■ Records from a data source
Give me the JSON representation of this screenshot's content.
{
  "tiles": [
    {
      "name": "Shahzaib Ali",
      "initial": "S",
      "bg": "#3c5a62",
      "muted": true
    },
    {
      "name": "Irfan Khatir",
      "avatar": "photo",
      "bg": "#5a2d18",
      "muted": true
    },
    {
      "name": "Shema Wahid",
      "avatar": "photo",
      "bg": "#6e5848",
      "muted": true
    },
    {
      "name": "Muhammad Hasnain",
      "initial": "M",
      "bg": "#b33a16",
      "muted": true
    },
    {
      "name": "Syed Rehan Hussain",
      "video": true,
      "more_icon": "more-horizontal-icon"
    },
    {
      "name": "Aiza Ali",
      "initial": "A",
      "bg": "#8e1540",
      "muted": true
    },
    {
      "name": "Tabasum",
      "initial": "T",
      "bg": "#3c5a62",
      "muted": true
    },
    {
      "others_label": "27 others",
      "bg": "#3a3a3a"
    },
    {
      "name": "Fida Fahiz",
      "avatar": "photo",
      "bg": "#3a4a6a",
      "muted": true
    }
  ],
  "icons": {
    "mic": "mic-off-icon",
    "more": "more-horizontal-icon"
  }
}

■ TO DO
Repeat all entries. Match them exactly.

■ COMPLETE RESPONSE
Give me the JSON representation of this screenshot's content.
{
  "tiles": [
    {
      "name": "Shahzaib Ali",
      "initial": "S",
      "bg": "#3c5a62",
      "muted": true
    },
    {
      "name": "Irfan Khatir",
      "avatar": "photo",
      "bg": "#5a2d18",
      "muted": true
    },
    {
      "name": "Shema Wahid",
      "avatar": "photo",
      "bg": "#6e5848",
      "muted": true
    },
    {
      "name": "Muhammad Hasnain",
      "initial": "M",
      "bg": "#b33a16",
      "muted": true
    },
    {
      "name": "Syed Rehan Hussain",
      "video": true,
      "more_icon": "more-horizontal-icon"
    },
    {
      "name": "Aiza Ali",
      "initial": "A",
      "bg": "#8e1540",
      "muted": true
    },
    {
      "name": "Tabasum",
      "initial": "T",
      "bg": "#3c5a62",
      "muted": true
    },
    {
      "others_label": "27 others",
      "bg": "#3a3a3a"
    },
    {
      "name": "Fida Fahiz",
      "avatar": "photo",
      "bg": "#3a4a6a",
      "muted": true
    }
  ],
  "icons": {
    "mic": "mic-off-icon",
    "more": "more-horizontal-icon"
  }
}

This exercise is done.